## Objective
Go through the data below and gather each line containing "github".

## Dataset content

========================================

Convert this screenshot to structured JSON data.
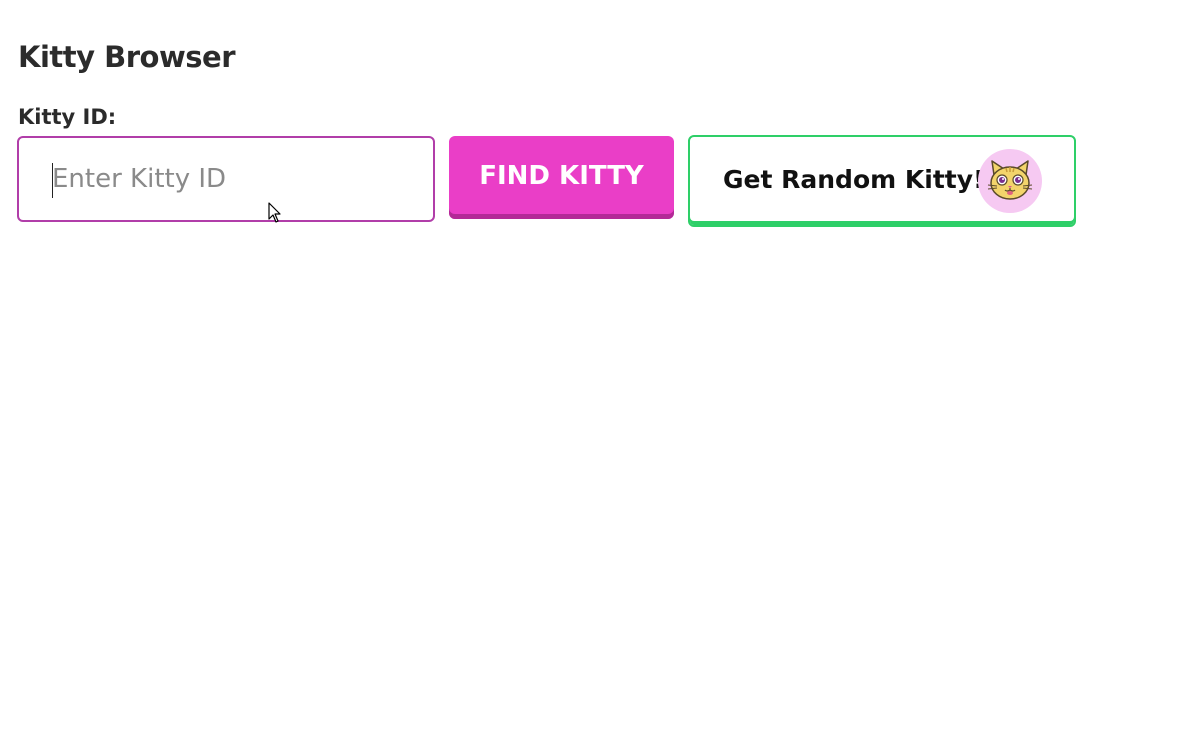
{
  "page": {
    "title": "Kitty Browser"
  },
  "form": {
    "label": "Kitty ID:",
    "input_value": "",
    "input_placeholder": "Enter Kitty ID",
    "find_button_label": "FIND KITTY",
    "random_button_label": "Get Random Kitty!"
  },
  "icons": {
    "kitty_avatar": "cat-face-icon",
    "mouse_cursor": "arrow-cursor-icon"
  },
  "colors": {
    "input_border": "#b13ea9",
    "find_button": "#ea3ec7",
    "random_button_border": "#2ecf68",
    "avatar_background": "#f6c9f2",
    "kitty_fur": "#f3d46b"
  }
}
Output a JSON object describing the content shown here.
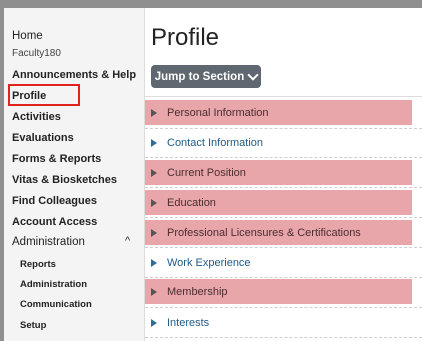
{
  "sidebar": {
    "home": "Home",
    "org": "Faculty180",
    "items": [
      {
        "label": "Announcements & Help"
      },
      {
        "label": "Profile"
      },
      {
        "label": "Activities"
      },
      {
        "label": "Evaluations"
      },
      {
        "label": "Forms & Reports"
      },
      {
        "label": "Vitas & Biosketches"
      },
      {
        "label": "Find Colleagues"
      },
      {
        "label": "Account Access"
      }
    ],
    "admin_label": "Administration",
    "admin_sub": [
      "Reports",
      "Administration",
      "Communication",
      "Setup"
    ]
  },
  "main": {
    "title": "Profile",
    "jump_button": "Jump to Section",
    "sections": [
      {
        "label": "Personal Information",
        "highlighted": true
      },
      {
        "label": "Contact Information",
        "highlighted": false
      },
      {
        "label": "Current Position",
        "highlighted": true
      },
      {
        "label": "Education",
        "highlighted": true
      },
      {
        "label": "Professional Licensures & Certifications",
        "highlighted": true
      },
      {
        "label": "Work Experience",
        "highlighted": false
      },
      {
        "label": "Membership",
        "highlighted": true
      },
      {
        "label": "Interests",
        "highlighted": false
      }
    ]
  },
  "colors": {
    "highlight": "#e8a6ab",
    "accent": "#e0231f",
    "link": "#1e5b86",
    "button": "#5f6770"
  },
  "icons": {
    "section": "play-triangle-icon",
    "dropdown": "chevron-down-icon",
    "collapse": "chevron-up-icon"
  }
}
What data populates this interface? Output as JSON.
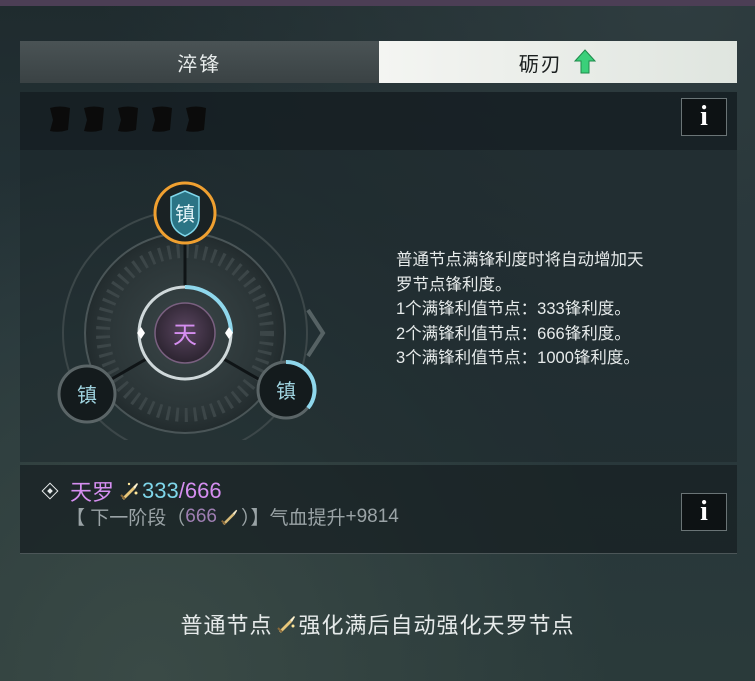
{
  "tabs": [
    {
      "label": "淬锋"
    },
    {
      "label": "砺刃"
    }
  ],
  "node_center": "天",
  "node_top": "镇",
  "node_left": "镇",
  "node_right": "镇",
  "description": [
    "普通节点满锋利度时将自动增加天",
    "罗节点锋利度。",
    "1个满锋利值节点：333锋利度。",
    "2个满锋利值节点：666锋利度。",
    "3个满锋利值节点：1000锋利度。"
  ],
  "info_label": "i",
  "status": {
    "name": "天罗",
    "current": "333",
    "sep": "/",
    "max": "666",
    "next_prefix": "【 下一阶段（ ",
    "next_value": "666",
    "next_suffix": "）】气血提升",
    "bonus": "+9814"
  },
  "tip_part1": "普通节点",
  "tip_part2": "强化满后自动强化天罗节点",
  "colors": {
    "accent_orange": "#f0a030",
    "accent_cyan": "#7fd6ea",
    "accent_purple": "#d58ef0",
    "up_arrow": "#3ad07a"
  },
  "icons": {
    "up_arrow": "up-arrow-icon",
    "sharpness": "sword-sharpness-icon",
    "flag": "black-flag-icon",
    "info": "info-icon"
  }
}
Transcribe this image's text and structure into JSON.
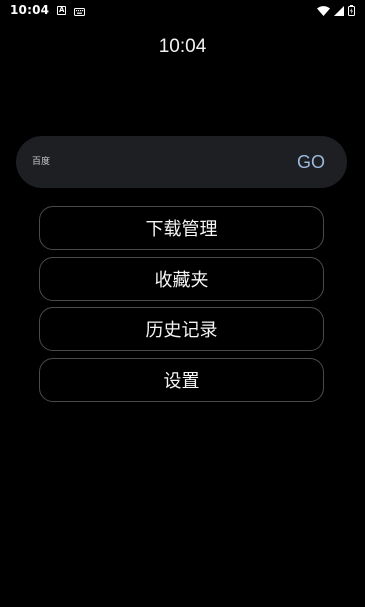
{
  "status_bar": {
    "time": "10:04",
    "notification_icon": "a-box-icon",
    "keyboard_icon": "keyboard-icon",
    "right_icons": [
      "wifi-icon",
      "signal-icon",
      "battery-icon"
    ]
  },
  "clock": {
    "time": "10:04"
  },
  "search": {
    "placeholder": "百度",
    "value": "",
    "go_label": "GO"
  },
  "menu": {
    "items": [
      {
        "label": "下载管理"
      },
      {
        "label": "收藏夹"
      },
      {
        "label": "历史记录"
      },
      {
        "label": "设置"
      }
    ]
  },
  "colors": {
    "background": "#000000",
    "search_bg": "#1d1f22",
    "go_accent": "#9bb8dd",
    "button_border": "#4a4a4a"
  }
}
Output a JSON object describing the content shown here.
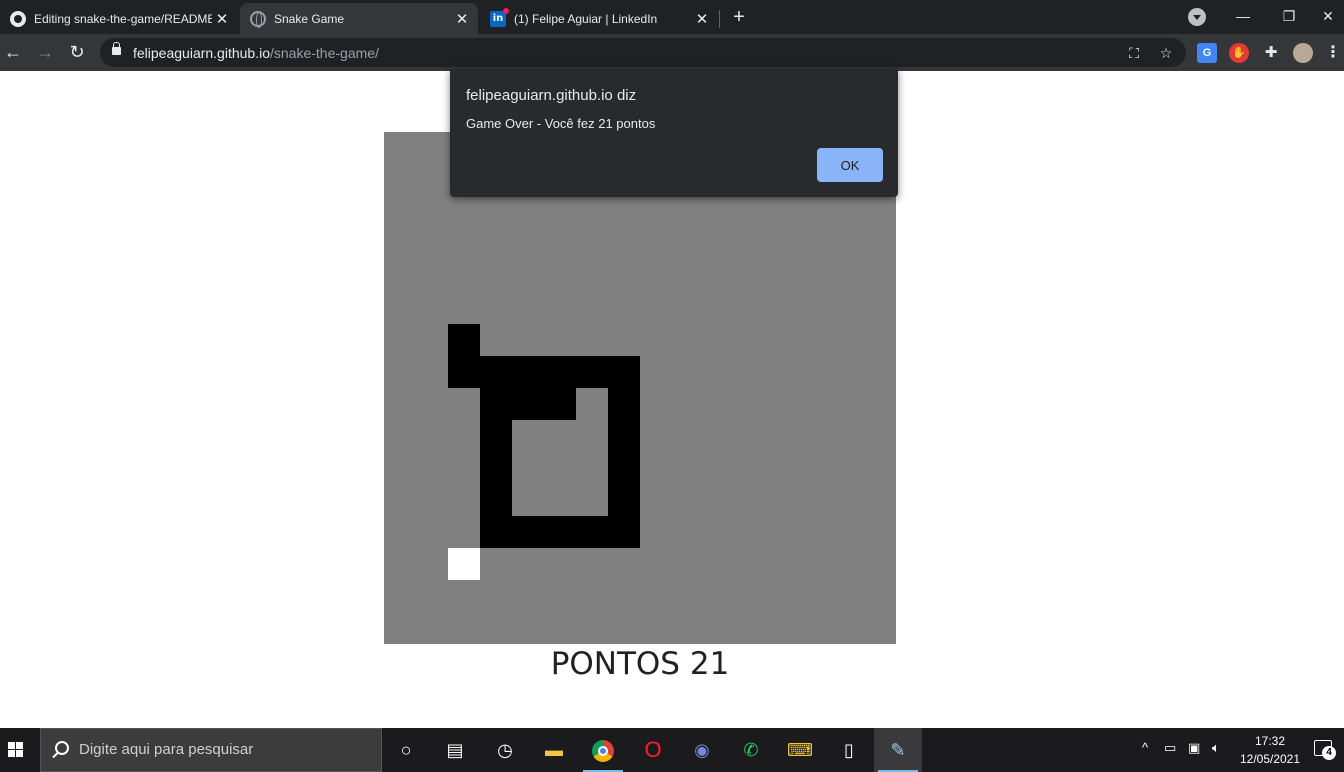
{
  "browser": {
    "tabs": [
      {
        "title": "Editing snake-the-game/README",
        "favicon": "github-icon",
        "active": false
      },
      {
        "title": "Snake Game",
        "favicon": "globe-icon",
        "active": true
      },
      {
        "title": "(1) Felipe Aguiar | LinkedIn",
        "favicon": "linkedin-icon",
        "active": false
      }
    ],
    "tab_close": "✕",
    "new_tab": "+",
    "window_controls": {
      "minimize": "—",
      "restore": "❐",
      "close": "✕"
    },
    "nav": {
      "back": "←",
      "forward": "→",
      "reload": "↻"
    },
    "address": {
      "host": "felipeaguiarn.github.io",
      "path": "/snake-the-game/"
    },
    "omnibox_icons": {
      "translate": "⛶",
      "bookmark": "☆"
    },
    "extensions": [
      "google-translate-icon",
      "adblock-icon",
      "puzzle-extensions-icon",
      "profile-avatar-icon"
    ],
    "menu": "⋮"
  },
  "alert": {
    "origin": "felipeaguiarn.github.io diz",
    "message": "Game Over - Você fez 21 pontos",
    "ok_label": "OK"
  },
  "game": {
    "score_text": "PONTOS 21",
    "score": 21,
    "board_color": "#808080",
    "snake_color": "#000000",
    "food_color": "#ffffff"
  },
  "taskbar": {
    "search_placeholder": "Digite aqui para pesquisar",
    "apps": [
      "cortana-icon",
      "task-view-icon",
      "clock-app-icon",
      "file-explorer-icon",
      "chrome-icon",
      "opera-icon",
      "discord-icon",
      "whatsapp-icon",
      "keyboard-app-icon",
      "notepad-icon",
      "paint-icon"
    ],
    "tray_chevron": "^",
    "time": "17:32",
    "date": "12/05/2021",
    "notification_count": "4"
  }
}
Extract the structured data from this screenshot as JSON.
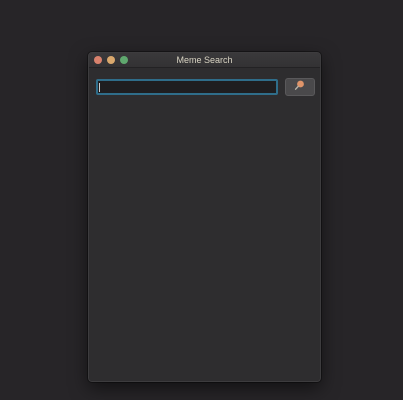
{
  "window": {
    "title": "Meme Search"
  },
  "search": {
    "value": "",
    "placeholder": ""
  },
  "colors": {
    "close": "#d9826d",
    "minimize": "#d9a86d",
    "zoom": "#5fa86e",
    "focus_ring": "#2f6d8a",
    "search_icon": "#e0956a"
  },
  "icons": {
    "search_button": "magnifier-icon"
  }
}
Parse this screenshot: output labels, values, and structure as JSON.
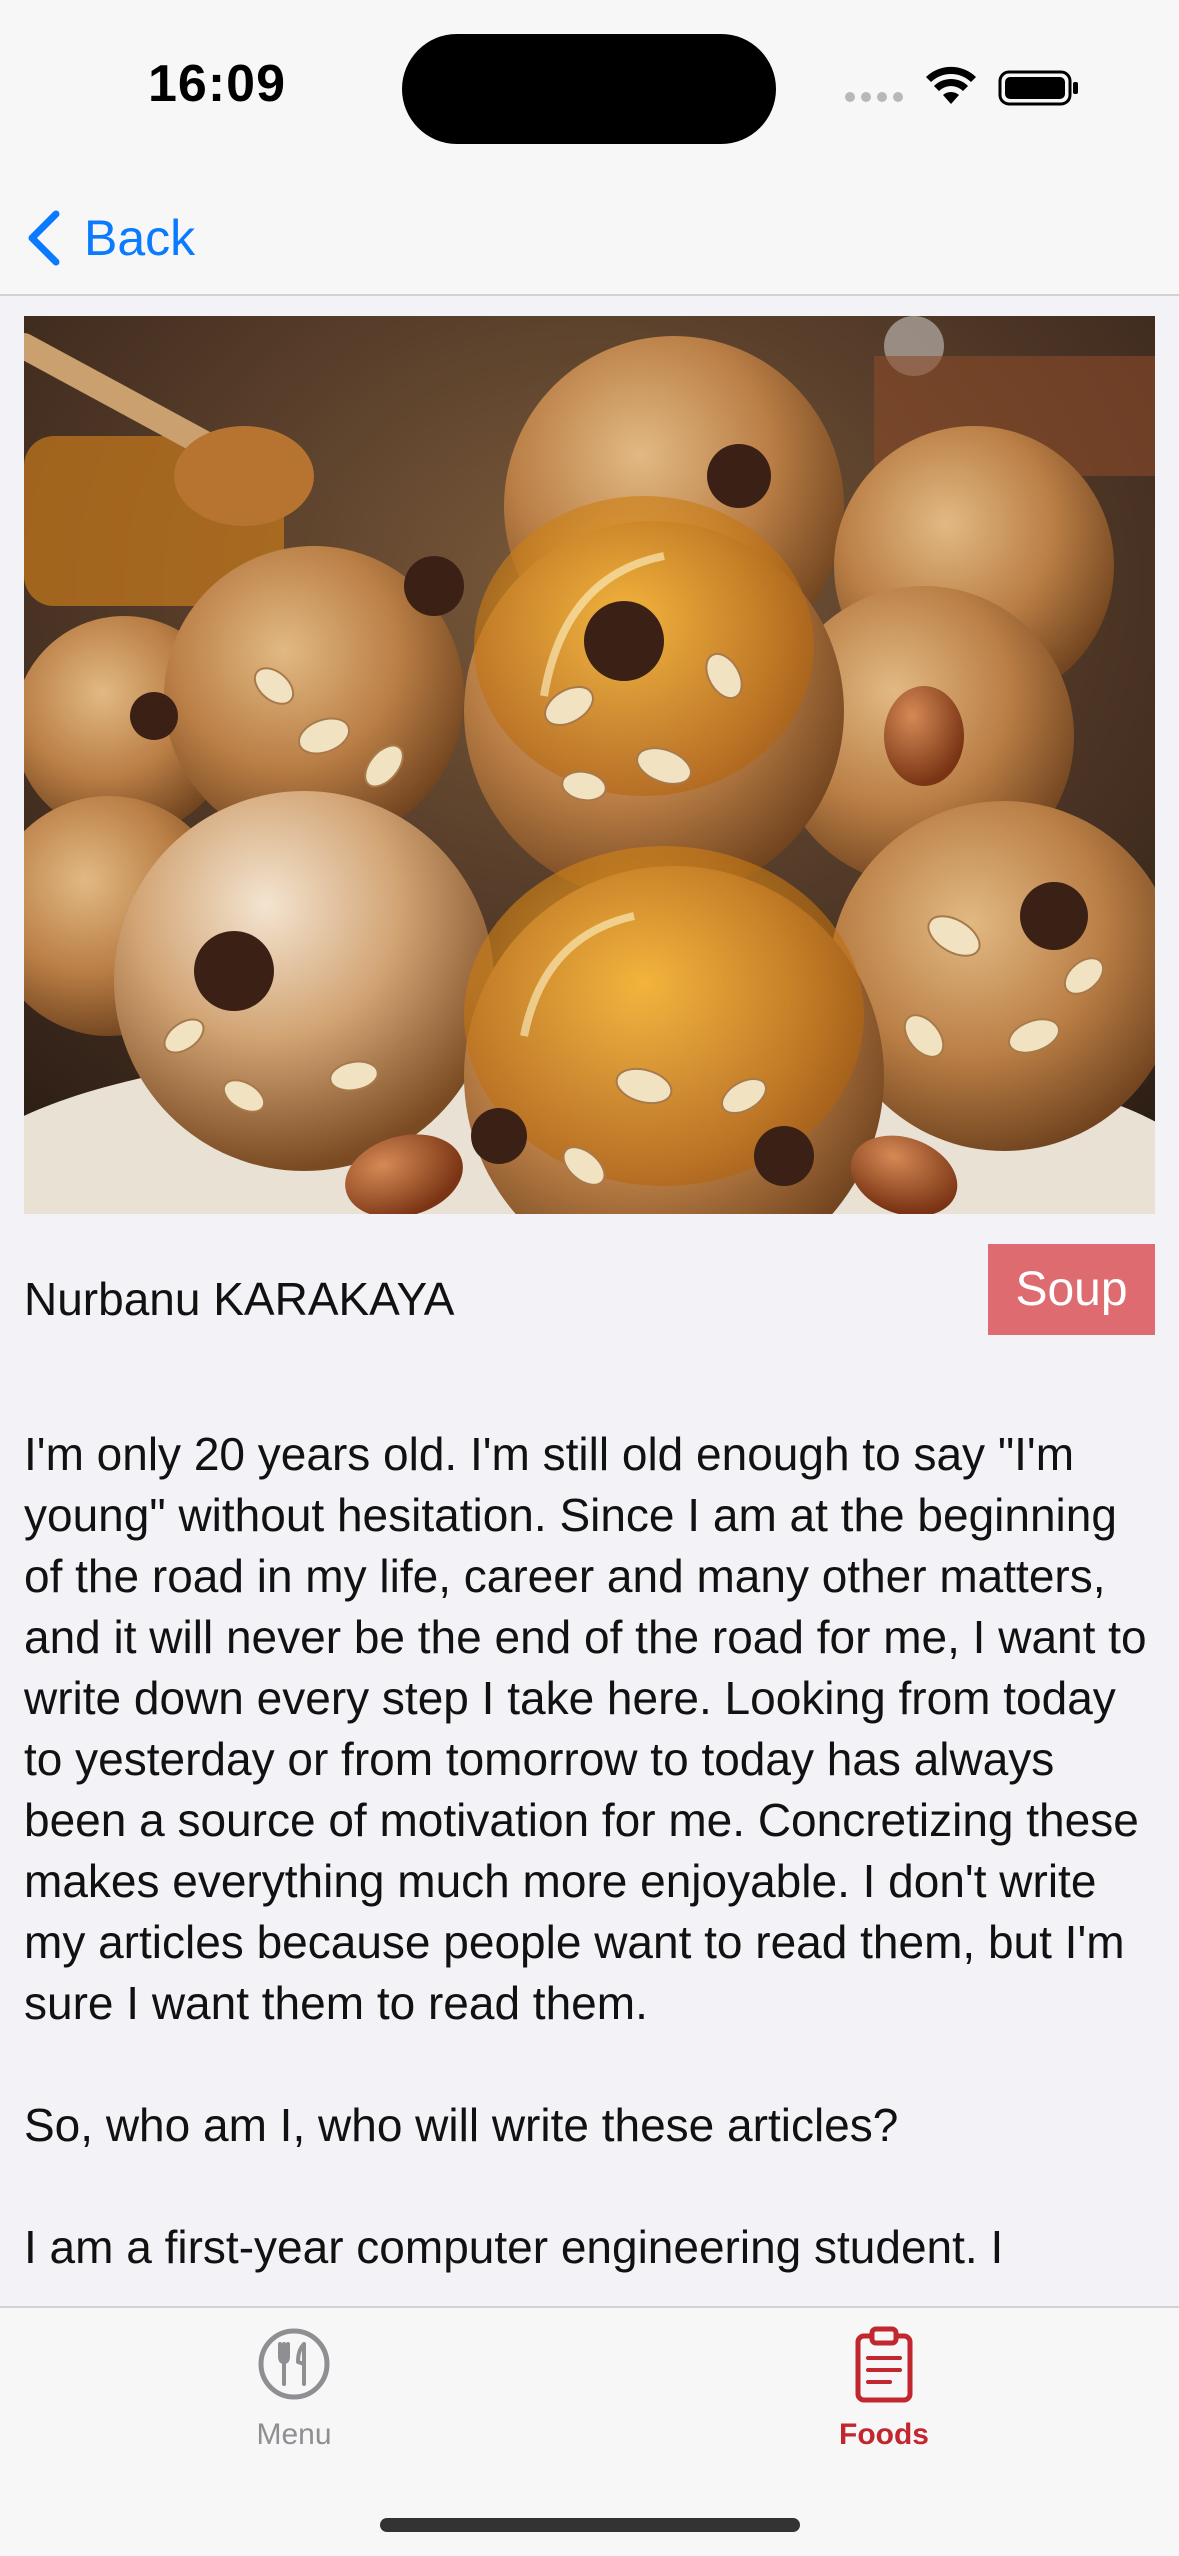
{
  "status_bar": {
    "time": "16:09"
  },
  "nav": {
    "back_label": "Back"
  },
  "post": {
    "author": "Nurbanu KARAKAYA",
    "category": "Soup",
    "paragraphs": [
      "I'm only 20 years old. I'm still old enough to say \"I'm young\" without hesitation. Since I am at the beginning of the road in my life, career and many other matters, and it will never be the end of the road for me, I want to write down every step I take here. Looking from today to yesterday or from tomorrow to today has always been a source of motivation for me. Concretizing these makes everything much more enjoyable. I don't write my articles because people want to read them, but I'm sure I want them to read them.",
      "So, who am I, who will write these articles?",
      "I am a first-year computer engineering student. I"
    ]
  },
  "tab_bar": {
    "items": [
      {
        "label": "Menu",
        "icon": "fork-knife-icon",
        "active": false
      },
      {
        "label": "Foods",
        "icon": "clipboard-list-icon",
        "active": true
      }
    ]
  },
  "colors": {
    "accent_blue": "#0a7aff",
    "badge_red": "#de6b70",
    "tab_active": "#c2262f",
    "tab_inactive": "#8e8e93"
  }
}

========================================

## Response to this exercise
        "favicon": "github-icon",
      "host": "felipeaguiarn.github.io",
    "origin": "felipeaguiarn.github.io diz",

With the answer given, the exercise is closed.